>> begin

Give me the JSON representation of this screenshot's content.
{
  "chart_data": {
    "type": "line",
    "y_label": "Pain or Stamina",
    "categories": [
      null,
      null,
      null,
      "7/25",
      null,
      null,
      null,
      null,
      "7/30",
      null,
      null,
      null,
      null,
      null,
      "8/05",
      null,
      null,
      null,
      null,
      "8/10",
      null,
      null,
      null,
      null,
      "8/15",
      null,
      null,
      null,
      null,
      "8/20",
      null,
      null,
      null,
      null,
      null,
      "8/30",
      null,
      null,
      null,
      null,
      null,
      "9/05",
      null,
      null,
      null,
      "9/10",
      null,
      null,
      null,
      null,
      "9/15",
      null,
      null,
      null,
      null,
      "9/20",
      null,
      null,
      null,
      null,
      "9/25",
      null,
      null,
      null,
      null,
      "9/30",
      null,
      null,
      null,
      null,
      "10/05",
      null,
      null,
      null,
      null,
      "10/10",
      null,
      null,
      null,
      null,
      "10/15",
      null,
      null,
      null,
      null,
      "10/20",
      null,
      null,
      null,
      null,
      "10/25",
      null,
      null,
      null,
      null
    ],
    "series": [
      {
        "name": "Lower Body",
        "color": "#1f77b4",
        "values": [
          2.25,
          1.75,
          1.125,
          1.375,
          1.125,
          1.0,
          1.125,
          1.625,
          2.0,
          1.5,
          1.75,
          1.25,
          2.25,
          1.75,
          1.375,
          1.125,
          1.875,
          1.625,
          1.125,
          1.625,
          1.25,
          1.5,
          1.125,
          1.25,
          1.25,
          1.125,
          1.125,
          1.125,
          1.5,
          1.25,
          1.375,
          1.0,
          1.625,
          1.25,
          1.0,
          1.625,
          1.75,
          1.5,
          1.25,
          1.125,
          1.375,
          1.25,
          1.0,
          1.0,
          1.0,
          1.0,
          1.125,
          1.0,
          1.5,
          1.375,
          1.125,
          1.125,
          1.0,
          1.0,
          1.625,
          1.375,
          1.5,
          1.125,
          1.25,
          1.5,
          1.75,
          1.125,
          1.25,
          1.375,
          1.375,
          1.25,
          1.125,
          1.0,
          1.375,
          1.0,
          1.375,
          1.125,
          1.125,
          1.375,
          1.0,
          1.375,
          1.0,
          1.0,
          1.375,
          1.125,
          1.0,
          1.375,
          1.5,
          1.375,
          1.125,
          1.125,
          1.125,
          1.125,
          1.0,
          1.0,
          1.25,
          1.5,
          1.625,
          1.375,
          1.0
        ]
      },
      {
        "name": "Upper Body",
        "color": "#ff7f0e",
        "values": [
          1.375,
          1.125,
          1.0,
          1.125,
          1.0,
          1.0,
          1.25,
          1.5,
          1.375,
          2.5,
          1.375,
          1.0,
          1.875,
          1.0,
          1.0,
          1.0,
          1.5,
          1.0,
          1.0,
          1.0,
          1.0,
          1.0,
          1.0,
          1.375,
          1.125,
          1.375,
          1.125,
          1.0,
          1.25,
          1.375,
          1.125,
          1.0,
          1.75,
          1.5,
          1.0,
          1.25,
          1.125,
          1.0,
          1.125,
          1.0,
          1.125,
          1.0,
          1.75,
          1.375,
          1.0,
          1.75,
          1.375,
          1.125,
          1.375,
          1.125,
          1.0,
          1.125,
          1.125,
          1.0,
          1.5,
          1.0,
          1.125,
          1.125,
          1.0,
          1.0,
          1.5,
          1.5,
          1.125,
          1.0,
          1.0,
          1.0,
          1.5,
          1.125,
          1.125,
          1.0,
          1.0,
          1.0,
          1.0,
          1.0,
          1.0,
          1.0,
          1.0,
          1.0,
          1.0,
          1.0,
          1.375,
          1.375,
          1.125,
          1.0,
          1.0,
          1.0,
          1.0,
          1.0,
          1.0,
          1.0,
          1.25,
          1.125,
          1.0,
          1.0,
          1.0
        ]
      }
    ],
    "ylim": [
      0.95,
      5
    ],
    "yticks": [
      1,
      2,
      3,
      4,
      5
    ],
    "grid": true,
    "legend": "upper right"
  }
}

>> end

PROBLEM TO SOLVE: Could you transcribe the records in full, exactly?

CORRECT RESPONSE:
Give me the JSON representation of this screenshot's content.
{
  "chart_data": {
    "type": "line",
    "y_label": "Pain or Stamina",
    "categories": [
      null,
      null,
      null,
      "7/25",
      null,
      null,
      null,
      null,
      "7/30",
      null,
      null,
      null,
      null,
      null,
      "8/05",
      null,
      null,
      null,
      null,
      "8/10",
      null,
      null,
      null,
      null,
      "8/15",
      null,
      null,
      null,
      null,
      "8/20",
      null,
      null,
      null,
      null,
      null,
      "8/30",
      null,
      null,
      null,
      null,
      null,
      "9/05",
      null,
      null,
      null,
      "9/10",
      null,
      null,
      null,
      null,
      "9/15",
      null,
      null,
      null,
      null,
      "9/20",
      null,
      null,
      null,
      null,
      "9/25",
      null,
      null,
      null,
      null,
      "9/30",
      null,
      null,
      null,
      null,
      "10/05",
      null,
      null,
      null,
      null,
      "10/10",
      null,
      null,
      null,
      null,
      "10/15",
      null,
      null,
      null,
      null,
      "10/20",
      null,
      null,
      null,
      null,
      "10/25",
      null,
      null,
      null,
      null
    ],
    "series": [
      {
        "name": "Lower Body",
        "color": "#1f77b4",
        "values": [
          2.25,
          1.75,
          1.125,
          1.375,
          1.125,
          1.0,
          1.125,
          1.625,
          2.0,
          1.5,
          1.75,
          1.25,
          2.25,
          1.75,
          1.375,
          1.125,
          1.875,
          1.625,
          1.125,
          1.625,
          1.25,
          1.5,
          1.125,
          1.25,
          1.25,
          1.125,
          1.125,
          1.125,
          1.5,
          1.25,
          1.375,
          1.0,
          1.625,
          1.25,
          1.0,
          1.625,
          1.75,
          1.5,
          1.25,
          1.125,
          1.375,
          1.25,
          1.0,
          1.0,
          1.0,
          1.0,
          1.125,
          1.0,
          1.5,
          1.375,
          1.125,
          1.125,
          1.0,
          1.0,
          1.625,
          1.375,
          1.5,
          1.125,
          1.25,
          1.5,
          1.75,
          1.125,
          1.25,
          1.375,
          1.375,
          1.25,
          1.125,
          1.0,
          1.375,
          1.0,
          1.375,
          1.125,
          1.125,
          1.375,
          1.0,
          1.375,
          1.0,
          1.0,
          1.375,
          1.125,
          1.0,
          1.375,
          1.5,
          1.375,
          1.125,
          1.125,
          1.125,
          1.125,
          1.0,
          1.0,
          1.25,
          1.5,
          1.625,
          1.375,
          1.0
        ]
      },
      {
        "name": "Upper Body",
        "color": "#ff7f0e",
        "values": [
          1.375,
          1.125,
          1.0,
          1.125,
          1.0,
          1.0,
          1.25,
          1.5,
          1.375,
          2.5,
          1.375,
          1.0,
          1.875,
          1.0,
          1.0,
          1.0,
          1.5,
          1.0,
          1.0,
          1.0,
          1.0,
          1.0,
          1.0,
          1.375,
          1.125,
          1.375,
          1.125,
          1.0,
          1.25,
          1.375,
          1.125,
          1.0,
          1.75,
          1.5,
          1.0,
          1.25,
          1.125,
          1.0,
          1.125,
          1.0,
          1.125,
          1.0,
          1.75,
          1.375,
          1.0,
          1.75,
          1.375,
          1.125,
          1.375,
          1.125,
          1.0,
          1.125,
          1.125,
          1.0,
          1.5,
          1.0,
          1.125,
          1.125,
          1.0,
          1.0,
          1.5,
          1.5,
          1.125,
          1.0,
          1.0,
          1.0,
          1.5,
          1.125,
          1.125,
          1.0,
          1.0,
          1.0,
          1.0,
          1.0,
          1.0,
          1.0,
          1.0,
          1.0,
          1.0,
          1.0,
          1.375,
          1.375,
          1.125,
          1.0,
          1.0,
          1.0,
          1.0,
          1.0,
          1.0,
          1.0,
          1.25,
          1.125,
          1.0,
          1.0,
          1.0
        ]
      }
    ],
    "ylim": [
      0.95,
      5
    ],
    "yticks": [
      1,
      2,
      3,
      4,
      5
    ],
    "grid": true,
    "legend": "upper right"
  }
}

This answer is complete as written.